Exercise brief — Across the material below, how many lines contain the word "name"? Give only the number.

(Dataset entries on figures)
— start —
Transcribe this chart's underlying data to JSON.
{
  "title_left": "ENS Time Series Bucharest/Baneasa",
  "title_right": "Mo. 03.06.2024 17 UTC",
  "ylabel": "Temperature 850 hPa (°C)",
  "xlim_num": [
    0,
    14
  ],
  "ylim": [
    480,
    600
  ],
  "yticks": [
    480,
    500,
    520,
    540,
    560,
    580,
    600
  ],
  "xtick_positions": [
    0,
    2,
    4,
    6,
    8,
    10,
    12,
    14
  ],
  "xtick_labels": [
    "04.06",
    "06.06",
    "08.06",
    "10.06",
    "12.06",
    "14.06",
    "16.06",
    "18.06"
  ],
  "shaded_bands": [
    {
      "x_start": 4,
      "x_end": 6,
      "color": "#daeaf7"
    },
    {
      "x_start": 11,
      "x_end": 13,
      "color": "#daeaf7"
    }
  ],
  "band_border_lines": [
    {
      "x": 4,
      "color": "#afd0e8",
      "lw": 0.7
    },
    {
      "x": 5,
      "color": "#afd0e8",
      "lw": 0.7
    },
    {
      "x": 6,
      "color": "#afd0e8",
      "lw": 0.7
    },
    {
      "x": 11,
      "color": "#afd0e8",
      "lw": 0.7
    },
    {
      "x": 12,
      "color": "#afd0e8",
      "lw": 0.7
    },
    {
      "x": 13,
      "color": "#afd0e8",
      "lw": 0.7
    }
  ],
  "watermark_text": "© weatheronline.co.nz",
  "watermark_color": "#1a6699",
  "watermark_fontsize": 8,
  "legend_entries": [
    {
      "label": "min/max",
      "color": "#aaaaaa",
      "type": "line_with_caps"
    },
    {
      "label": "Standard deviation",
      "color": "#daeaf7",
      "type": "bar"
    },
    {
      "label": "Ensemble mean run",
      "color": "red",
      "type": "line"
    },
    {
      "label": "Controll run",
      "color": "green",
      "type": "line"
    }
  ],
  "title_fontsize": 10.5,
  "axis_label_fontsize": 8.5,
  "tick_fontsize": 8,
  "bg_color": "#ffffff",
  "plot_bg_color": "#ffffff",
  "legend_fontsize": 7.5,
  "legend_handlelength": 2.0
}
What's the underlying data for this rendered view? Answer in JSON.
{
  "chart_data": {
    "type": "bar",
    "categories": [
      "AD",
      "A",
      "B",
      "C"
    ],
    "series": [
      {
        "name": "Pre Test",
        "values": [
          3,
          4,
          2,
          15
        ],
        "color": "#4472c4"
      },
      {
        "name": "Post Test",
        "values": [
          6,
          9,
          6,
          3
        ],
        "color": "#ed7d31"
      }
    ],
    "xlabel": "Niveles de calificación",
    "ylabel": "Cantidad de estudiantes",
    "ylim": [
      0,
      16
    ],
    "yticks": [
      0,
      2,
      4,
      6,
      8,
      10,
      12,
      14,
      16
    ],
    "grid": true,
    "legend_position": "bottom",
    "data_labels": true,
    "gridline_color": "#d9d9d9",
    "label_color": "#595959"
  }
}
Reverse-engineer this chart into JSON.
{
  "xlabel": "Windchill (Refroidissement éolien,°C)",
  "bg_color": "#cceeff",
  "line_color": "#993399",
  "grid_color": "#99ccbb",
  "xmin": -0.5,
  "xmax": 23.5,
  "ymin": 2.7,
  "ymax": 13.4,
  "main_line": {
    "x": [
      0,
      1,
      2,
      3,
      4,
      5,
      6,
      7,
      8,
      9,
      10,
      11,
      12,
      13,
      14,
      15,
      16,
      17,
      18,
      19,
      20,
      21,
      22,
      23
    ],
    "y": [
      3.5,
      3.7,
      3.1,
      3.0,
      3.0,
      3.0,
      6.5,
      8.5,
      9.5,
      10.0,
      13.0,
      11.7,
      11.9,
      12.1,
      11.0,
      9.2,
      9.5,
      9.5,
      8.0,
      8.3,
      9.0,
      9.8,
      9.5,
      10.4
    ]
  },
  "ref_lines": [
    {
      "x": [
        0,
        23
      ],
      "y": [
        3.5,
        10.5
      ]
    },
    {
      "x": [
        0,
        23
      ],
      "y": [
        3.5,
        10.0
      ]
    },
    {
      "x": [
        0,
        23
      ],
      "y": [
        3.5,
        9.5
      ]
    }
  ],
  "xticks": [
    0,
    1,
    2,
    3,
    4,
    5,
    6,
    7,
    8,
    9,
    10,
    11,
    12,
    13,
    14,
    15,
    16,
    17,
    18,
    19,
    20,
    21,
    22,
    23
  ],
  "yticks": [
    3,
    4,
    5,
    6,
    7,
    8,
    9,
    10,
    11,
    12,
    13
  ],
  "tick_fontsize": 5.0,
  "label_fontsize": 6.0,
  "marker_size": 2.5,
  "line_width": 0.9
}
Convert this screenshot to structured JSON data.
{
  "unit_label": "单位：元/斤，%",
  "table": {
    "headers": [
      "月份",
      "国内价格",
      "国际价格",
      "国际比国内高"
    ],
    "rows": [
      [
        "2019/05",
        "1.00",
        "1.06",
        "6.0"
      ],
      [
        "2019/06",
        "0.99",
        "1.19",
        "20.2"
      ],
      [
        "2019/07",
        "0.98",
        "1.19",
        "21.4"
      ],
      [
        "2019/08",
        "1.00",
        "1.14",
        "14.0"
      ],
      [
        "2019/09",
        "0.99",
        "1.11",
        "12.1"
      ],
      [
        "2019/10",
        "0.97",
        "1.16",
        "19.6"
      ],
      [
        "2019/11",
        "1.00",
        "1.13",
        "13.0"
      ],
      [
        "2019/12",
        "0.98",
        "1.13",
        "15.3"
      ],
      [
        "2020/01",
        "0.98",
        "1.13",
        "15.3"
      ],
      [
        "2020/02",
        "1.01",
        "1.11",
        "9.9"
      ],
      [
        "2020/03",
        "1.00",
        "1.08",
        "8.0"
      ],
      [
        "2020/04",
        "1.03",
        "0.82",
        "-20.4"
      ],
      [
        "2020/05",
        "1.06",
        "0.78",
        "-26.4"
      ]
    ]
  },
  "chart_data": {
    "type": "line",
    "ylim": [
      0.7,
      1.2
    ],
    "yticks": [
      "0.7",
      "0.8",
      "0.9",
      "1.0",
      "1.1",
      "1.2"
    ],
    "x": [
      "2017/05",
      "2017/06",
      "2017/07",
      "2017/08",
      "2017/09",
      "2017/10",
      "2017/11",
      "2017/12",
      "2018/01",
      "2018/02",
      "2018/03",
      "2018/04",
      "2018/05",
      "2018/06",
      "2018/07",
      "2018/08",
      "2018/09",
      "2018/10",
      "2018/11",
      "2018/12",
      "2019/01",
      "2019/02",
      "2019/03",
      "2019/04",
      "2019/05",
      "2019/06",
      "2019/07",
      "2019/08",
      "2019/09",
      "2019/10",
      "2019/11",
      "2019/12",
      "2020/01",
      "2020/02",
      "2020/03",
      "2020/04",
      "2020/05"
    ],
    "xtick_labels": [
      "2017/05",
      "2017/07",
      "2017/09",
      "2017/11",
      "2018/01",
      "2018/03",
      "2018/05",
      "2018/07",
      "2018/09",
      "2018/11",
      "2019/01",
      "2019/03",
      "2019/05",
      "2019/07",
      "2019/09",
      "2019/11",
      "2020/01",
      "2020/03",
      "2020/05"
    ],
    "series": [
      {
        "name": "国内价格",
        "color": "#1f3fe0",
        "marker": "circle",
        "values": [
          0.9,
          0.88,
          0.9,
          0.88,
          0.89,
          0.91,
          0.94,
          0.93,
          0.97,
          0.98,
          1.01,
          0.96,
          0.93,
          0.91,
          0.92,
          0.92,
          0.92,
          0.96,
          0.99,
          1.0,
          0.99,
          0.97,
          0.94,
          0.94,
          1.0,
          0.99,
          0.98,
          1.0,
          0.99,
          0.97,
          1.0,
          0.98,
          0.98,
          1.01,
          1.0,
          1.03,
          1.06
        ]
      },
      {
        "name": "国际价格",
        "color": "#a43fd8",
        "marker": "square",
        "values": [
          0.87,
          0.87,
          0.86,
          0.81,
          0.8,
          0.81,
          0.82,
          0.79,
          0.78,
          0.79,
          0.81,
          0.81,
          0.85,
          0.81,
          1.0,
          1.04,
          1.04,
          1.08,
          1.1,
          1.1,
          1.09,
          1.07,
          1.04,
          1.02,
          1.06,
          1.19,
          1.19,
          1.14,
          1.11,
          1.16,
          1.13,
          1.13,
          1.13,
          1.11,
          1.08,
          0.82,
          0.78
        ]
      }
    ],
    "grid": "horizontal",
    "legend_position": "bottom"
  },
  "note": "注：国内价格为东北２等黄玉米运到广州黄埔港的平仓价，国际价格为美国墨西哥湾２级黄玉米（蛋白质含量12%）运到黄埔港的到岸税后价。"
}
— end —
Response to the exercise — 4